• [GIVEN REQUEST] Output the data below in full, character for character.

[Rows from a figure dataset]
▼
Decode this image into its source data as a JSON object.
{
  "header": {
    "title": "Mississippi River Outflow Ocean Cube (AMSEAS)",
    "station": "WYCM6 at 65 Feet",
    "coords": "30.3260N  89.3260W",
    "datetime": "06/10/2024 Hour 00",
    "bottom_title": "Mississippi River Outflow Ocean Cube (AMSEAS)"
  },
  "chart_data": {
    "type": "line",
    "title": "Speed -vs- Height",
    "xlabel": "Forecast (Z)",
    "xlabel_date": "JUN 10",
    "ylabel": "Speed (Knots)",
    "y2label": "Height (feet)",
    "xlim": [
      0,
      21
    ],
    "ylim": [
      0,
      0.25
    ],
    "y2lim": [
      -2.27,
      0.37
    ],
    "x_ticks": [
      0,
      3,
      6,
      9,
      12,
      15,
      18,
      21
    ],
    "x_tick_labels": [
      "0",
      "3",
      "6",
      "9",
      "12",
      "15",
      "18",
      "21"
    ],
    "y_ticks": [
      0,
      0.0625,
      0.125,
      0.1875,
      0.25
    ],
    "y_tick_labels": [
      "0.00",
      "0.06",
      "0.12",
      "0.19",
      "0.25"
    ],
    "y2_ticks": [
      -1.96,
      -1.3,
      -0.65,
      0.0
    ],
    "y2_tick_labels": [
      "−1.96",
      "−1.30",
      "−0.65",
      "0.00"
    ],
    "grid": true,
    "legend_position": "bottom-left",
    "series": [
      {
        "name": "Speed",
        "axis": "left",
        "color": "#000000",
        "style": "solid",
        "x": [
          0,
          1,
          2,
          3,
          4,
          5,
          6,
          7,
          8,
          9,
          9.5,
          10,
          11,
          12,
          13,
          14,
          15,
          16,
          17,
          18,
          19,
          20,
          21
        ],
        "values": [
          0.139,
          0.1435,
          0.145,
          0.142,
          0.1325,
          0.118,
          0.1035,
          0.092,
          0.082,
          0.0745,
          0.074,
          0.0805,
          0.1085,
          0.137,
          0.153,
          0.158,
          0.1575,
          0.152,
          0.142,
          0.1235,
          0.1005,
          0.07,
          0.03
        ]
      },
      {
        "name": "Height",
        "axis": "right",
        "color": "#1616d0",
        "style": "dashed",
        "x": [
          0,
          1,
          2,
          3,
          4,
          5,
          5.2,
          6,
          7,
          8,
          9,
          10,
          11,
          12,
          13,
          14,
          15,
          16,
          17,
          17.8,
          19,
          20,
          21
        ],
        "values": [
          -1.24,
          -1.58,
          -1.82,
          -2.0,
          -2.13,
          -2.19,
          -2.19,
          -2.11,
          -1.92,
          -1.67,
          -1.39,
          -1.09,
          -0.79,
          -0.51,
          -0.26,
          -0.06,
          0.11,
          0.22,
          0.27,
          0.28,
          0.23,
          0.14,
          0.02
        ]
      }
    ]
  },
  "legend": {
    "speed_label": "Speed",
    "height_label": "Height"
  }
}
▲
• [SOLVED EXERCISE]
Decode this image into its source data as a JSON object.
{
  "header": {
    "title": "Mississippi River Outflow Ocean Cube (AMSEAS)",
    "station": "WYCM6 at 65 Feet",
    "coords": "30.3260N  89.3260W",
    "datetime": "06/10/2024 Hour 00",
    "bottom_title": "Mississippi River Outflow Ocean Cube (AMSEAS)"
  },
  "chart_data": {
    "type": "line",
    "title": "Speed -vs- Height",
    "xlabel": "Forecast (Z)",
    "xlabel_date": "JUN 10",
    "ylabel": "Speed (Knots)",
    "y2label": "Height (feet)",
    "xlim": [
      0,
      21
    ],
    "ylim": [
      0,
      0.25
    ],
    "y2lim": [
      -2.27,
      0.37
    ],
    "x_ticks": [
      0,
      3,
      6,
      9,
      12,
      15,
      18,
      21
    ],
    "x_tick_labels": [
      "0",
      "3",
      "6",
      "9",
      "12",
      "15",
      "18",
      "21"
    ],
    "y_ticks": [
      0,
      0.0625,
      0.125,
      0.1875,
      0.25
    ],
    "y_tick_labels": [
      "0.00",
      "0.06",
      "0.12",
      "0.19",
      "0.25"
    ],
    "y2_ticks": [
      -1.96,
      -1.3,
      -0.65,
      0.0
    ],
    "y2_tick_labels": [
      "−1.96",
      "−1.30",
      "−0.65",
      "0.00"
    ],
    "grid": true,
    "legend_position": "bottom-left",
    "series": [
      {
        "name": "Speed",
        "axis": "left",
        "color": "#000000",
        "style": "solid",
        "x": [
          0,
          1,
          2,
          3,
          4,
          5,
          6,
          7,
          8,
          9,
          9.5,
          10,
          11,
          12,
          13,
          14,
          15,
          16,
          17,
          18,
          19,
          20,
          21
        ],
        "values": [
          0.139,
          0.1435,
          0.145,
          0.142,
          0.1325,
          0.118,
          0.1035,
          0.092,
          0.082,
          0.0745,
          0.074,
          0.0805,
          0.1085,
          0.137,
          0.153,
          0.158,
          0.1575,
          0.152,
          0.142,
          0.1235,
          0.1005,
          0.07,
          0.03
        ]
      },
      {
        "name": "Height",
        "axis": "right",
        "color": "#1616d0",
        "style": "dashed",
        "x": [
          0,
          1,
          2,
          3,
          4,
          5,
          5.2,
          6,
          7,
          8,
          9,
          10,
          11,
          12,
          13,
          14,
          15,
          16,
          17,
          17.8,
          19,
          20,
          21
        ],
        "values": [
          -1.24,
          -1.58,
          -1.82,
          -2.0,
          -2.13,
          -2.19,
          -2.19,
          -2.11,
          -1.92,
          -1.67,
          -1.39,
          -1.09,
          -0.79,
          -0.51,
          -0.26,
          -0.06,
          0.11,
          0.22,
          0.27,
          0.28,
          0.23,
          0.14,
          0.02
        ]
      }
    ]
  },
  "legend": {
    "speed_label": "Speed",
    "height_label": "Height"
  }
}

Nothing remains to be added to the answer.